What the exercise asks
Count how many lines hold the string "partial". Give that number alone.
--- Begin Listed records ---
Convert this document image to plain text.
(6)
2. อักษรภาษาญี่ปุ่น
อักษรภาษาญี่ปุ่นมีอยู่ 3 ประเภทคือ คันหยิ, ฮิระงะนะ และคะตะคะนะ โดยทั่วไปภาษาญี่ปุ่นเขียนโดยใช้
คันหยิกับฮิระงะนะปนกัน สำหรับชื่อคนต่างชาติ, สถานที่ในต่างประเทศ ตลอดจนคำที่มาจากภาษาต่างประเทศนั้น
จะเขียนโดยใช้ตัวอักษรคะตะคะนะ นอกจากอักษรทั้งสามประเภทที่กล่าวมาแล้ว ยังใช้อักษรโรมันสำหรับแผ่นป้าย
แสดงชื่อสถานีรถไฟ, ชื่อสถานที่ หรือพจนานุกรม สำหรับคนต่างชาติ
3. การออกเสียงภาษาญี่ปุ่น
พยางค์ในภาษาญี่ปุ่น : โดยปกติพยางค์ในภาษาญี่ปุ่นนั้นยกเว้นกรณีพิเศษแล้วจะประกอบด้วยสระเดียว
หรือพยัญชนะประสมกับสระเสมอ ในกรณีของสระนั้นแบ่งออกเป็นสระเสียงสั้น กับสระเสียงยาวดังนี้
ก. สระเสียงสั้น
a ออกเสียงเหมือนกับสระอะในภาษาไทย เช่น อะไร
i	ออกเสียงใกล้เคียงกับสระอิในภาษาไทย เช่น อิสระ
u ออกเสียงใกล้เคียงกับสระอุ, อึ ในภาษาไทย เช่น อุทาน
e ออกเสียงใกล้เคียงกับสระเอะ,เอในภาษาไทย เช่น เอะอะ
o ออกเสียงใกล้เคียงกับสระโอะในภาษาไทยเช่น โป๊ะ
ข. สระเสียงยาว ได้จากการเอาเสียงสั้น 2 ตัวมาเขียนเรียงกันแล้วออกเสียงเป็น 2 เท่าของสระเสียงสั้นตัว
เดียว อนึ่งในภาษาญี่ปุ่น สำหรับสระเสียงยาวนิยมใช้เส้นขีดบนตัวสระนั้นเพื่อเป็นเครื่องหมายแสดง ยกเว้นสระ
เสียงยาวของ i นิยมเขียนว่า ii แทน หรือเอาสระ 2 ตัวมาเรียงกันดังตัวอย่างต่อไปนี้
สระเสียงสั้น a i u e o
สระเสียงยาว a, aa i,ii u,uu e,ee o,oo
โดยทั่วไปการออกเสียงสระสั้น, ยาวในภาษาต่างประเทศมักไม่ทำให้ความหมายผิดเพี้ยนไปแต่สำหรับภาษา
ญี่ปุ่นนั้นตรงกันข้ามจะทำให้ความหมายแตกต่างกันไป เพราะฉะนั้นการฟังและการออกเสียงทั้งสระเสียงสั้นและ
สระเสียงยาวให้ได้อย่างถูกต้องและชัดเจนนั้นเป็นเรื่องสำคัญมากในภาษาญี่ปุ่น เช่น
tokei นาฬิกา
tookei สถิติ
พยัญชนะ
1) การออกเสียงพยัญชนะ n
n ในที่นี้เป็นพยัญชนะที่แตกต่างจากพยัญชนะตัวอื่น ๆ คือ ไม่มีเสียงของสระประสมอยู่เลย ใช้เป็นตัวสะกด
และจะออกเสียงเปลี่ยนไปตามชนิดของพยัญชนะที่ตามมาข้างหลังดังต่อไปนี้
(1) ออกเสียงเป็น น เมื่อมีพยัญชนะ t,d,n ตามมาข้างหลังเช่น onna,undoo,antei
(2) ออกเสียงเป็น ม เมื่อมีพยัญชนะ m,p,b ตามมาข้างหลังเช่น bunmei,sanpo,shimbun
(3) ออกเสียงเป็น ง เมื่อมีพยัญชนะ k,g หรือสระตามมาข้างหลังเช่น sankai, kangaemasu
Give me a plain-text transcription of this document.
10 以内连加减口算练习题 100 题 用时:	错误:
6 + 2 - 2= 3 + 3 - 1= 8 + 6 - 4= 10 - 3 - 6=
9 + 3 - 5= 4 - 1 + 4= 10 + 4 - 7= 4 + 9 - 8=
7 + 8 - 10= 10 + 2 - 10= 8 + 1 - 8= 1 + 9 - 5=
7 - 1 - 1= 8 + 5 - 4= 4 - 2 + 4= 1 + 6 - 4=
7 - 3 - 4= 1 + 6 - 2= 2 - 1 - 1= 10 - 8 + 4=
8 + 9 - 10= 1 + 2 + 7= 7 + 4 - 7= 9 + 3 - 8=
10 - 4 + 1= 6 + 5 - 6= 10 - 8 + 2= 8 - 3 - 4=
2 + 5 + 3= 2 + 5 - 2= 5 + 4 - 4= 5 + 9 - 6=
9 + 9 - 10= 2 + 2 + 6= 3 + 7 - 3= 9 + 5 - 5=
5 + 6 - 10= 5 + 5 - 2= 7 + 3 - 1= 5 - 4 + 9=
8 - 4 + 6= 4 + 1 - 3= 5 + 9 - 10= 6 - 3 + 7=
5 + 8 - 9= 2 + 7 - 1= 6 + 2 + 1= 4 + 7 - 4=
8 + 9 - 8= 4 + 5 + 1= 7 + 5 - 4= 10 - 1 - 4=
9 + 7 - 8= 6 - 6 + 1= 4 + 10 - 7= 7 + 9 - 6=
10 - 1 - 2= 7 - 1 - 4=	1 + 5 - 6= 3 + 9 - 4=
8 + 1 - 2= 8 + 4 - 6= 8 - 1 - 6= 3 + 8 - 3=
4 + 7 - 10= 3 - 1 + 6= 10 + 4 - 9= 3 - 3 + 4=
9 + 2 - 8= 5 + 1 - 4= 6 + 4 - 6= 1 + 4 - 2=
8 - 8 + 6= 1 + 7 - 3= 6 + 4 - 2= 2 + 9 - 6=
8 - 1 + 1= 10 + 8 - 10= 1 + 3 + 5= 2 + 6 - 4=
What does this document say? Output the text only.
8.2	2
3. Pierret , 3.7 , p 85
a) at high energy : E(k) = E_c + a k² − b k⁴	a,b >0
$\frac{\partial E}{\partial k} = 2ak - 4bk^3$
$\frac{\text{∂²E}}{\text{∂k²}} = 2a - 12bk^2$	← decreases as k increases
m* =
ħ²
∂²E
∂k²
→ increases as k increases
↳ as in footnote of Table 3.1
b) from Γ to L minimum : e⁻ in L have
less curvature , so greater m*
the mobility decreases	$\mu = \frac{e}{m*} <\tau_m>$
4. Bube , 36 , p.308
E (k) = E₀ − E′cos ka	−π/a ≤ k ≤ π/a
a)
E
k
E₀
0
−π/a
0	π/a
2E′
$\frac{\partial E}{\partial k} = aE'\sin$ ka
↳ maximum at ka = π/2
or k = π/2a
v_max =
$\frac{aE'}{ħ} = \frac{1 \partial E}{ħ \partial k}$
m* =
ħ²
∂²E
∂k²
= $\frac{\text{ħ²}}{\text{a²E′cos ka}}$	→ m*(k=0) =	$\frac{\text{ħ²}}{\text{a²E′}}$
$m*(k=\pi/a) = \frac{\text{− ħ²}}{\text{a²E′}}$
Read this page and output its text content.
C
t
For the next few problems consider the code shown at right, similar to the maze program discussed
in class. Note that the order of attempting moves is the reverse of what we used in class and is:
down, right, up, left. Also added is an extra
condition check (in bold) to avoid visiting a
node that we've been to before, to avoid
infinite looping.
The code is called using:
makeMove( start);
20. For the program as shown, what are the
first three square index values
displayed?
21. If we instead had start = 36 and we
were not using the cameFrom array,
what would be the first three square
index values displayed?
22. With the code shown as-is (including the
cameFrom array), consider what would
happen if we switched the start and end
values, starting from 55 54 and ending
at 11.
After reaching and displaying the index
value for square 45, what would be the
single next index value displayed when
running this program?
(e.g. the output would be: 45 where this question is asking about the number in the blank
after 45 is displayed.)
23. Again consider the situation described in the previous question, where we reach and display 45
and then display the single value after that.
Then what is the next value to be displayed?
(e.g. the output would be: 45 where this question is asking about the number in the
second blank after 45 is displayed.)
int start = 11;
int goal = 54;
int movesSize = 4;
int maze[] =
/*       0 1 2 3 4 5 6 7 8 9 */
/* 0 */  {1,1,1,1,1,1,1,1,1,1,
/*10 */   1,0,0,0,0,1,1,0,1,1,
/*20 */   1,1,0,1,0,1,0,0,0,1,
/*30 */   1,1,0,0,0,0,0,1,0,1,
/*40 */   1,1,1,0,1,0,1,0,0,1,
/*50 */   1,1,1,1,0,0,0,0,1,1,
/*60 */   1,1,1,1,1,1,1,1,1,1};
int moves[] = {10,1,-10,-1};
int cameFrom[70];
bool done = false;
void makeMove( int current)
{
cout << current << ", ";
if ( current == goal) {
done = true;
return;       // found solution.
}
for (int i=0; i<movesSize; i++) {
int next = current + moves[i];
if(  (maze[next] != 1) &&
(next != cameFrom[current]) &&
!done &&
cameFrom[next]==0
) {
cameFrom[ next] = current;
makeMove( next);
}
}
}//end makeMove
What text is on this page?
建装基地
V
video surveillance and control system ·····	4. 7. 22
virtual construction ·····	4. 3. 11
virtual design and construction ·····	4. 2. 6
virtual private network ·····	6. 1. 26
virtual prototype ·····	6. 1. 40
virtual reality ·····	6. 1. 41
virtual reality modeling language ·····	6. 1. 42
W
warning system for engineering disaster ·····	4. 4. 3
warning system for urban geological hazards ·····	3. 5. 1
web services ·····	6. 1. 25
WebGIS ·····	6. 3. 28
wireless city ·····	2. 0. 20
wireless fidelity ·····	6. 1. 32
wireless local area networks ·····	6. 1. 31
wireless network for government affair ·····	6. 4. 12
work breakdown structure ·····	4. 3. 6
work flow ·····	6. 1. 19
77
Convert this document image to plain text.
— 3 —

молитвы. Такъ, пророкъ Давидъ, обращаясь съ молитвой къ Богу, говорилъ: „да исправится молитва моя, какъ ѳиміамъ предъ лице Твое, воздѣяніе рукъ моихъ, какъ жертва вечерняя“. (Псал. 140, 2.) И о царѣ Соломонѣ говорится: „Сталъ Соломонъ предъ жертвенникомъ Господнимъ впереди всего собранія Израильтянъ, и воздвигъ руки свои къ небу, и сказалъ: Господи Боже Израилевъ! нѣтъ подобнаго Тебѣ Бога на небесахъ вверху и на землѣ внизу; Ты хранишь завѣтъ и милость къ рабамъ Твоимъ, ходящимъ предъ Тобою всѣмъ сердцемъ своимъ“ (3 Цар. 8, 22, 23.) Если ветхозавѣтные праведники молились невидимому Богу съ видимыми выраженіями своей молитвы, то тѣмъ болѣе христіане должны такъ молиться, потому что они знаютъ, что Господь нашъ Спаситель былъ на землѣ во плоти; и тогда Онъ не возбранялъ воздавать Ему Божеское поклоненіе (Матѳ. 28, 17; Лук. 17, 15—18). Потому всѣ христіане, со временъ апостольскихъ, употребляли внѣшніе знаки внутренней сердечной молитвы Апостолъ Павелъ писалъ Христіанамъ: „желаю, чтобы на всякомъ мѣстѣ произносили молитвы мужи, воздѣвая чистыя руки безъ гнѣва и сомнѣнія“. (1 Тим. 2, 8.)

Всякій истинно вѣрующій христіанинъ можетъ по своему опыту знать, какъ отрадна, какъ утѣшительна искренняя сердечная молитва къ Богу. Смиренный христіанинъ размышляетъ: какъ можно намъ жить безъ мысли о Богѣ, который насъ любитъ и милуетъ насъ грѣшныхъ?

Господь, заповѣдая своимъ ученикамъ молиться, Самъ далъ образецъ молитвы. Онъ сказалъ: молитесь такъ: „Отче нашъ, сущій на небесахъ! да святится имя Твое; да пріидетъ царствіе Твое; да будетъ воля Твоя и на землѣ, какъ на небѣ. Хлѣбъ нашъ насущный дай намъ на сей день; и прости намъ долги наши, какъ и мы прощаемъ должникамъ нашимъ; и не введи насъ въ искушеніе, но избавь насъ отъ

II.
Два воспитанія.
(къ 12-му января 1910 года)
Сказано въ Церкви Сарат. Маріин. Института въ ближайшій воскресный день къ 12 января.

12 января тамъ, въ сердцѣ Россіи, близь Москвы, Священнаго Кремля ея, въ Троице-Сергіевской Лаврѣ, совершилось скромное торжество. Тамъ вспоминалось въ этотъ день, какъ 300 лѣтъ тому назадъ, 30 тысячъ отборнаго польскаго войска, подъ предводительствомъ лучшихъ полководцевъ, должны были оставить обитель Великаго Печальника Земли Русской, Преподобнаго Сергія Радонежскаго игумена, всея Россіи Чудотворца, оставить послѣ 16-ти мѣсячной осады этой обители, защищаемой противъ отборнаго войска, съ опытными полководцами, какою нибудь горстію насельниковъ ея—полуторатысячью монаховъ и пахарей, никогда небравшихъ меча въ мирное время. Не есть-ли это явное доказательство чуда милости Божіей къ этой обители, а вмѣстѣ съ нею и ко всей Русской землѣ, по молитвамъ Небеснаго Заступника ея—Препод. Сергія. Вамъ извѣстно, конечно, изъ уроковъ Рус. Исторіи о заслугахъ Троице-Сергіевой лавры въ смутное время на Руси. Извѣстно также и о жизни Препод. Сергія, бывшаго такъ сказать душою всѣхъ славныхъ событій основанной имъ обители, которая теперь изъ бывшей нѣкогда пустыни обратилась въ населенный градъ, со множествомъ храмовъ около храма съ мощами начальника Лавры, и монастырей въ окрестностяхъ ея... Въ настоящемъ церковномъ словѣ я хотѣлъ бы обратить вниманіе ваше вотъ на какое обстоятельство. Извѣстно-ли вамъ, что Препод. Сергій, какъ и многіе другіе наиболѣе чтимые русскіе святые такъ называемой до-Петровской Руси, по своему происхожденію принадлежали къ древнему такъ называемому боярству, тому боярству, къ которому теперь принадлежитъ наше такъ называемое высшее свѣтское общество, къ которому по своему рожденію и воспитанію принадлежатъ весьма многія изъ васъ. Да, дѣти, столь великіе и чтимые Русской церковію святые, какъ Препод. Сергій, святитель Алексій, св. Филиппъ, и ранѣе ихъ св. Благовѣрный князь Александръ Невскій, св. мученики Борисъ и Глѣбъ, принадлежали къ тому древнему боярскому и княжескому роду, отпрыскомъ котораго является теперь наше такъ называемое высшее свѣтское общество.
--- End Listed records ---
Finished answer
3